Return the number of lines holding "name", with nothing added.

(Stored dataset items)
* Start *
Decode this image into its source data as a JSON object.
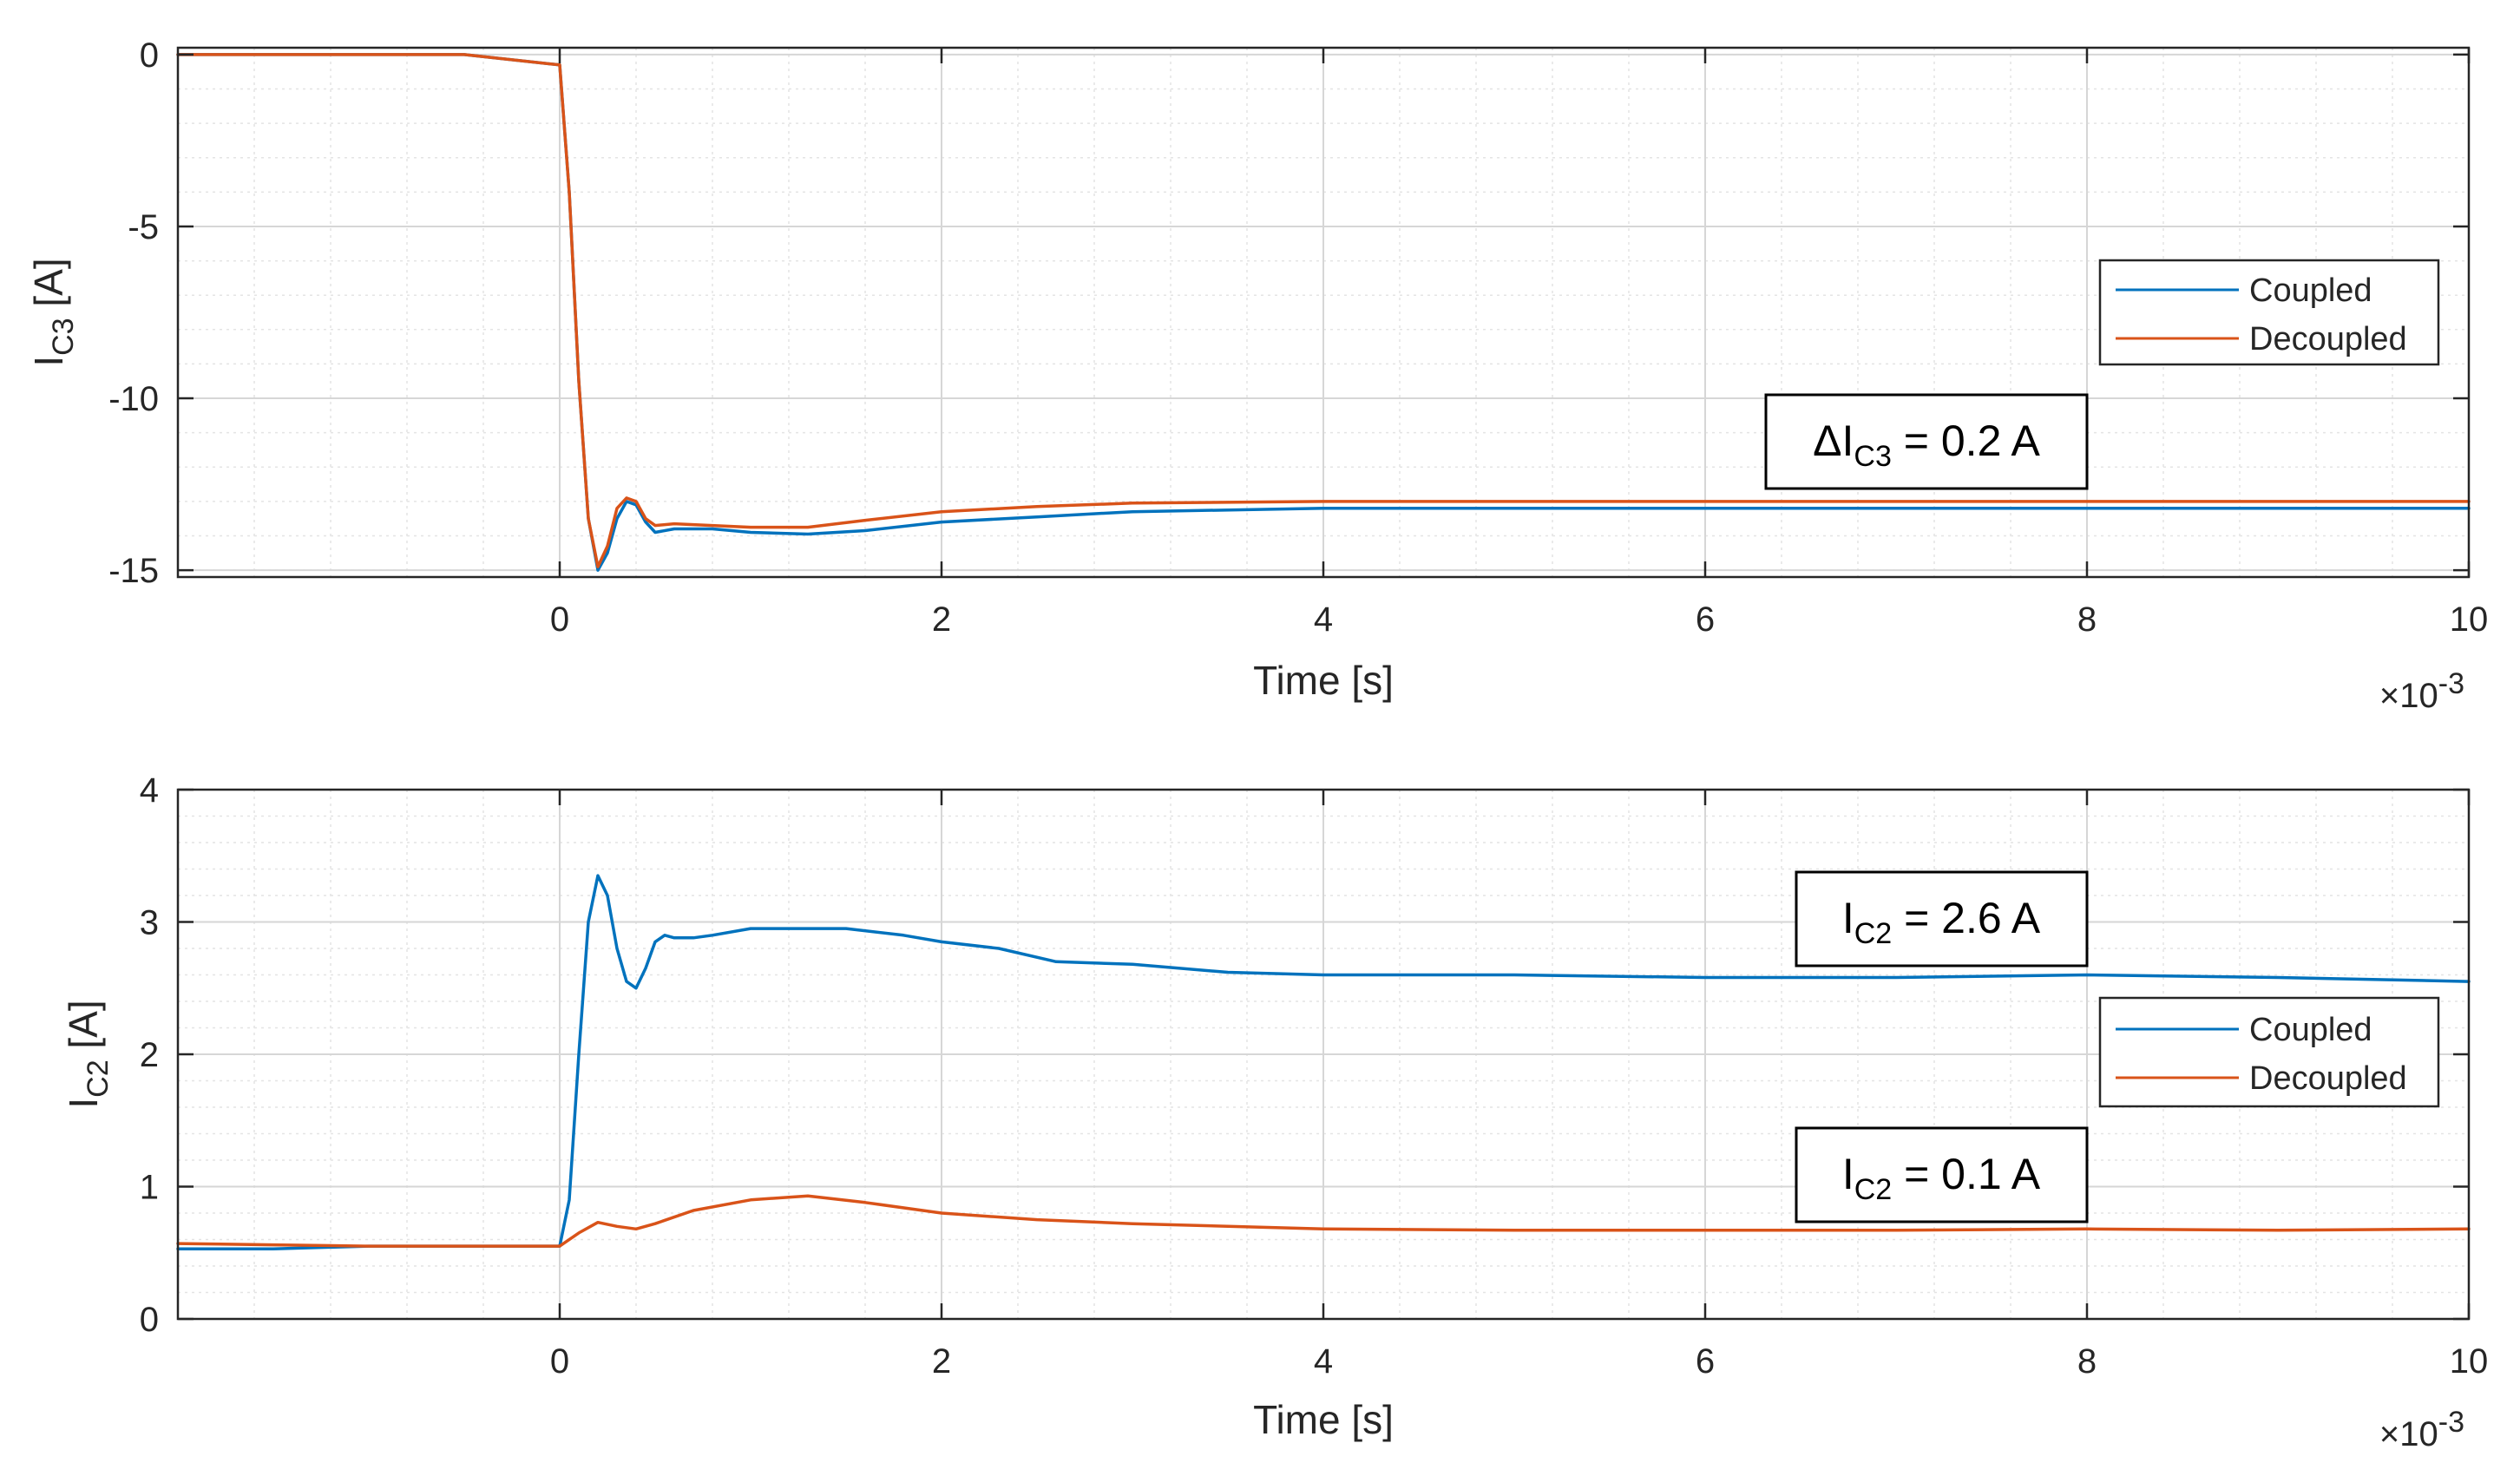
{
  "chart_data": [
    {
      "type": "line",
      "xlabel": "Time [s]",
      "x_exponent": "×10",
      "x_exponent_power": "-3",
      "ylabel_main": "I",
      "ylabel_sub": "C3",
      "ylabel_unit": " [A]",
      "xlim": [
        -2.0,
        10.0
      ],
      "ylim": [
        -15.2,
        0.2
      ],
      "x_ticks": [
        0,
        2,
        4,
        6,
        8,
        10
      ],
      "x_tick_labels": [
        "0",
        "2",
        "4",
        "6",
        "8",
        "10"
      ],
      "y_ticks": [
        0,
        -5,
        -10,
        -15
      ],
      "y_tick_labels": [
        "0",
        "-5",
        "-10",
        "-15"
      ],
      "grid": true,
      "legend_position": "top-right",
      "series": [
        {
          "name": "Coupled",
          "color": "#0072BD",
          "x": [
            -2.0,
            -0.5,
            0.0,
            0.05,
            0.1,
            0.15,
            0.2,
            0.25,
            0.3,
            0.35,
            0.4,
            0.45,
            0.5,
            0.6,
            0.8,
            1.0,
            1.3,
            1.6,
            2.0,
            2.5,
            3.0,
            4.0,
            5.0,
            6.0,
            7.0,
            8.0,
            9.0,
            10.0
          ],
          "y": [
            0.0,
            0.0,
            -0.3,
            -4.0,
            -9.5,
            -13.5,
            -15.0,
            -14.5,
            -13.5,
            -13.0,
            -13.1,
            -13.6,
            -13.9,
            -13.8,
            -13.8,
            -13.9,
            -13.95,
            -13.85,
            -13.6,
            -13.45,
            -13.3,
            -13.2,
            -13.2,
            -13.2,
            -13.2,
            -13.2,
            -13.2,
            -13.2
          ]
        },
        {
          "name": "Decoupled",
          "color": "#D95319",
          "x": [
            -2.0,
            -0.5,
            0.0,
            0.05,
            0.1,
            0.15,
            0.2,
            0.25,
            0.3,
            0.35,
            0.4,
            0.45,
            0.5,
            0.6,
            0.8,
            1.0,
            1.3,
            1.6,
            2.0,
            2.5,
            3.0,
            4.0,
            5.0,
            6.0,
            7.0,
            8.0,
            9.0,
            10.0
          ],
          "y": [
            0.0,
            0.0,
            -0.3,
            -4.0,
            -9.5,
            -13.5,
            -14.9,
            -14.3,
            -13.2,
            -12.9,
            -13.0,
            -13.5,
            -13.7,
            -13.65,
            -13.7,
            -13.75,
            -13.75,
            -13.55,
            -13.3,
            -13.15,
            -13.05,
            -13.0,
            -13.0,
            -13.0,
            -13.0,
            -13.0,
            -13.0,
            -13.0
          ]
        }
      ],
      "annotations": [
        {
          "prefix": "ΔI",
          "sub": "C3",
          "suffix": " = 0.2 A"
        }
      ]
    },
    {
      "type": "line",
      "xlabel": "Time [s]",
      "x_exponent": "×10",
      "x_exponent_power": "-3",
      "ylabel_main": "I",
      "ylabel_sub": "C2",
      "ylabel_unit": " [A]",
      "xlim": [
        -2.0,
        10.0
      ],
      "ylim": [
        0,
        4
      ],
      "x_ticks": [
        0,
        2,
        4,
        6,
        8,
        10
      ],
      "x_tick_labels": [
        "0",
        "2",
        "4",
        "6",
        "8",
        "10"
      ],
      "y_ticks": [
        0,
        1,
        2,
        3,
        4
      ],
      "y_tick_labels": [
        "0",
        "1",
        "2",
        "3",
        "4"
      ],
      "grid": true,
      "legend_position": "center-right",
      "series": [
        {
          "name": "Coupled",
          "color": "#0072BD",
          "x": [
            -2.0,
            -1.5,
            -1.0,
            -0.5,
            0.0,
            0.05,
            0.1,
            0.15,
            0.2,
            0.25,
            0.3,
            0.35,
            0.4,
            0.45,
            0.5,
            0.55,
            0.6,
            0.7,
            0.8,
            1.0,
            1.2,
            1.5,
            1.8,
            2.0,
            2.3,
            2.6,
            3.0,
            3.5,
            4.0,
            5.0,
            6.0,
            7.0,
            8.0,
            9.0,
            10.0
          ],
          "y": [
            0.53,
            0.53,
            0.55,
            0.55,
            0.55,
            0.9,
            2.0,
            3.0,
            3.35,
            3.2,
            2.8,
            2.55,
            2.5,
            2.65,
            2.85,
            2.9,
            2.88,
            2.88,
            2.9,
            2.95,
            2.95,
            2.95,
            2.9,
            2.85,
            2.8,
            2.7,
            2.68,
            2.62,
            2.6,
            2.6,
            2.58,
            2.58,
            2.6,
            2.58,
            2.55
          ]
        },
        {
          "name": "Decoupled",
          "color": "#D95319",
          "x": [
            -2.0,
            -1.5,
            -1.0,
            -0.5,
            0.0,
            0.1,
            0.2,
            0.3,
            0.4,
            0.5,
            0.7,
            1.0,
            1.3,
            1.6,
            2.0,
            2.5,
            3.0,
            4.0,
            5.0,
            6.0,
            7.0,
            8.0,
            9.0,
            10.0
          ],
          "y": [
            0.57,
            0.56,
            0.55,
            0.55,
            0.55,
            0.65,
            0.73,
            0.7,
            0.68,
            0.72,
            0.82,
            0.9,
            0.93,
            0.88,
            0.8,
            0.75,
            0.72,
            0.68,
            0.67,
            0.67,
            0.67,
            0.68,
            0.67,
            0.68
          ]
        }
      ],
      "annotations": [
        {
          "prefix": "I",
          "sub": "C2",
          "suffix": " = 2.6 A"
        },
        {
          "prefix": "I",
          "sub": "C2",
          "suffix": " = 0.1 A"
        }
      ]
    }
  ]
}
* End *
* Start *
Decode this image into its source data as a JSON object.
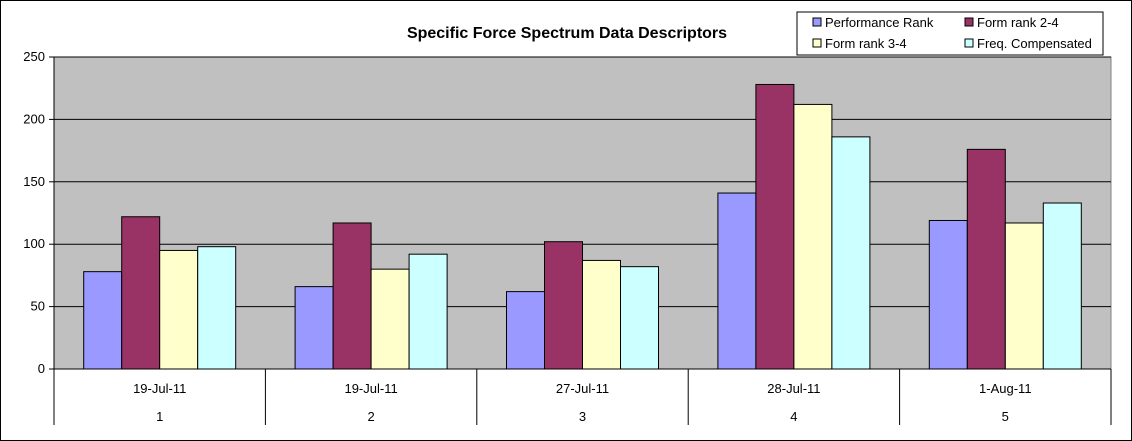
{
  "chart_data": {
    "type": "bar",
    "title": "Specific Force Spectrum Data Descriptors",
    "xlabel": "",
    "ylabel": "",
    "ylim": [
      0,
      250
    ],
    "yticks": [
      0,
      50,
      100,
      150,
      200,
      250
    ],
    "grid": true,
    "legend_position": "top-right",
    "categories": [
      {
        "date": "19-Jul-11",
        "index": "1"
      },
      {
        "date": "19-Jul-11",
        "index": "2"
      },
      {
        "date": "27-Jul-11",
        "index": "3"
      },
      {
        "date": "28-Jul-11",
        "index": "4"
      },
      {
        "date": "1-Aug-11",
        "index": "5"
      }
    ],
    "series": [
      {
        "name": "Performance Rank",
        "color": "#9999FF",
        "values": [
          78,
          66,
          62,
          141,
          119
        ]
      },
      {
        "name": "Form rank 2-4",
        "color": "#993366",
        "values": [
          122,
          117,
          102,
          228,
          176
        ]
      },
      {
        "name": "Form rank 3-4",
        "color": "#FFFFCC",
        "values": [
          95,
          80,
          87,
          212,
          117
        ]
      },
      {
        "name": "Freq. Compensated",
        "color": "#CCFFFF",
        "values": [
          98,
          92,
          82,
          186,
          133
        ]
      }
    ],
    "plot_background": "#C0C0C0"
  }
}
* End *
* Start *
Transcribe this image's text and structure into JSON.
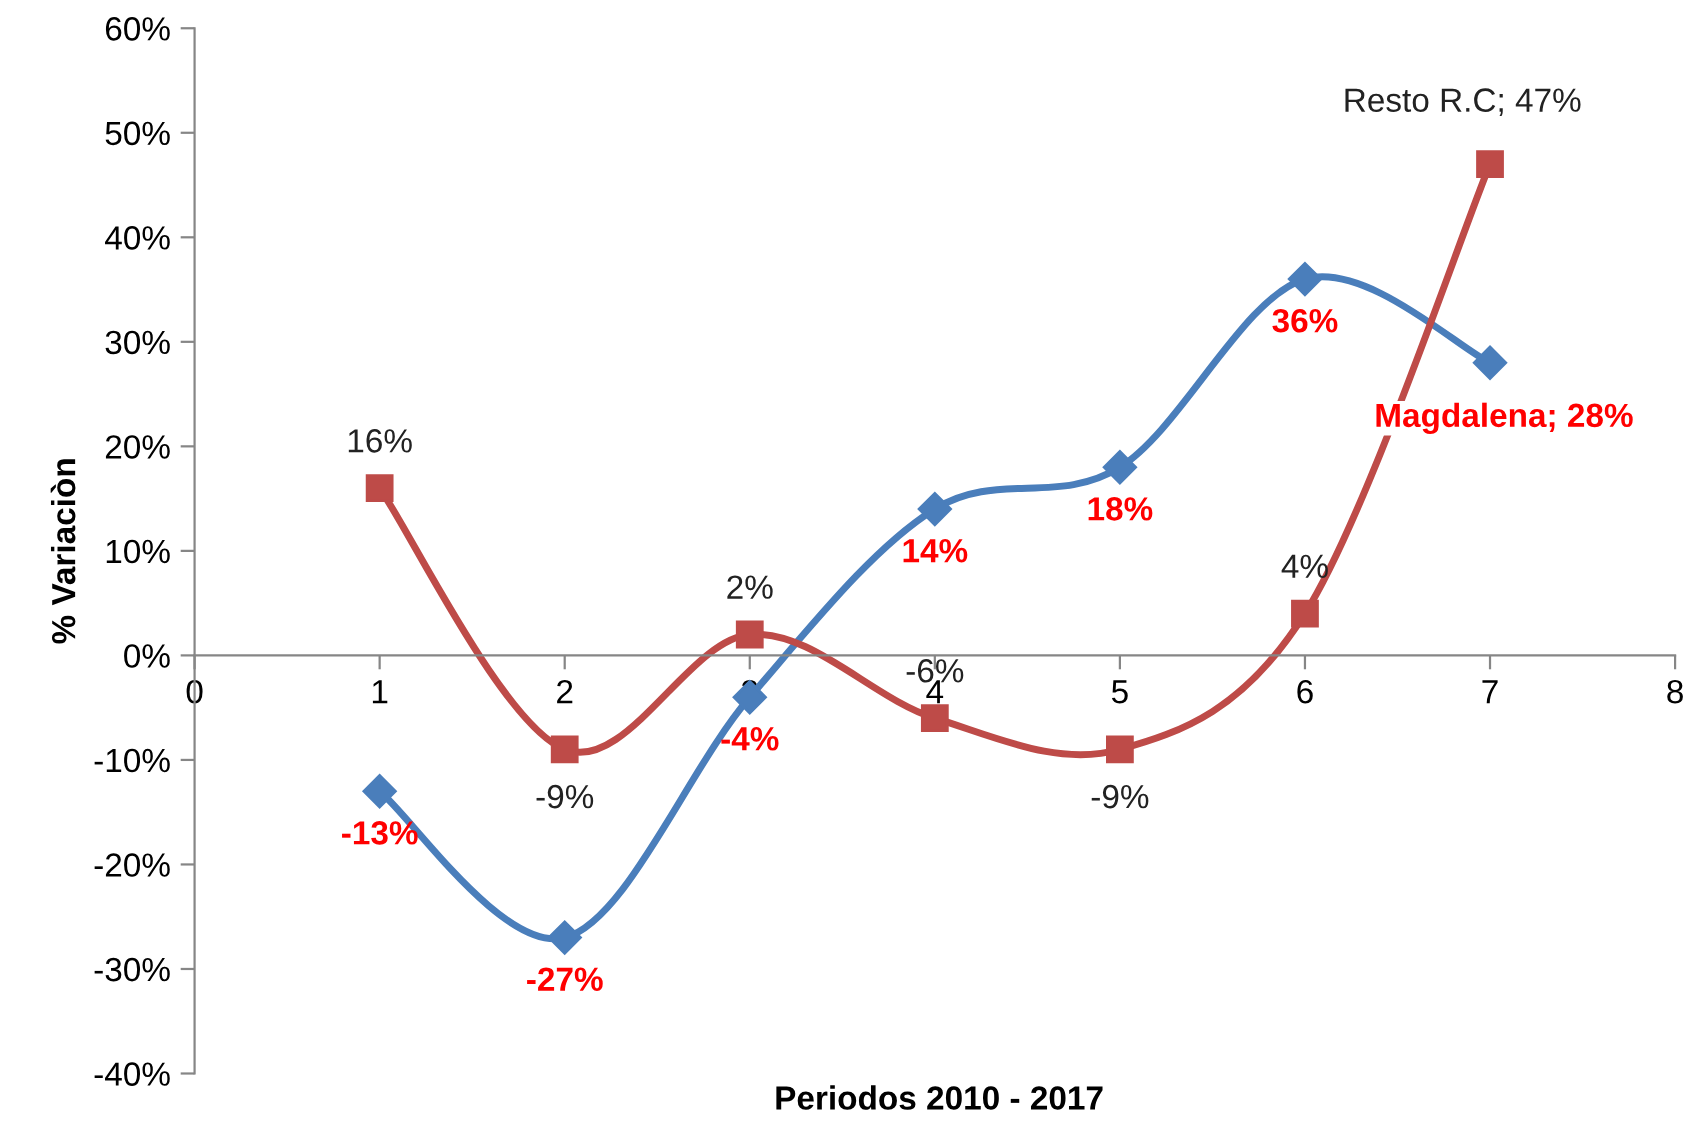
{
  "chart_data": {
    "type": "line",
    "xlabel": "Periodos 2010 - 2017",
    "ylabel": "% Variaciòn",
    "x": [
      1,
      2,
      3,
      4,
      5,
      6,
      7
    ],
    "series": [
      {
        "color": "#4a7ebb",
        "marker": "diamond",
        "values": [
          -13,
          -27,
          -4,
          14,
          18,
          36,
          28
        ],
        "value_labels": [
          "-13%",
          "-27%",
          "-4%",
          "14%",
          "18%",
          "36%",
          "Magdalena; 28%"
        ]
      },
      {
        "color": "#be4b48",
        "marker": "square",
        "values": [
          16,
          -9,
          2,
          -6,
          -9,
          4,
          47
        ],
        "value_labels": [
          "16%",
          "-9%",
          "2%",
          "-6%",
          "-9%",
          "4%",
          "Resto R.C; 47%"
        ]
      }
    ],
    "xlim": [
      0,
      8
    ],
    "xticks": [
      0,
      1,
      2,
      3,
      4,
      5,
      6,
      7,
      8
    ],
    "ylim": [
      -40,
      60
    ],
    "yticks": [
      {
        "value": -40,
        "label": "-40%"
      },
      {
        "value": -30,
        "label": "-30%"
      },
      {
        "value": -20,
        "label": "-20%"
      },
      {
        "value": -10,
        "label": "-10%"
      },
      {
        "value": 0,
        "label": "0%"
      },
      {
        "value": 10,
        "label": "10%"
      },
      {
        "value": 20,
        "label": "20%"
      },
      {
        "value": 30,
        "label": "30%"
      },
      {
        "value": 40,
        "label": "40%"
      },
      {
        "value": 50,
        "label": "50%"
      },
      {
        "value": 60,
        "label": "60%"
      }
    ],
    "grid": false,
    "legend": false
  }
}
* End *
• **Result of the exercise**:
8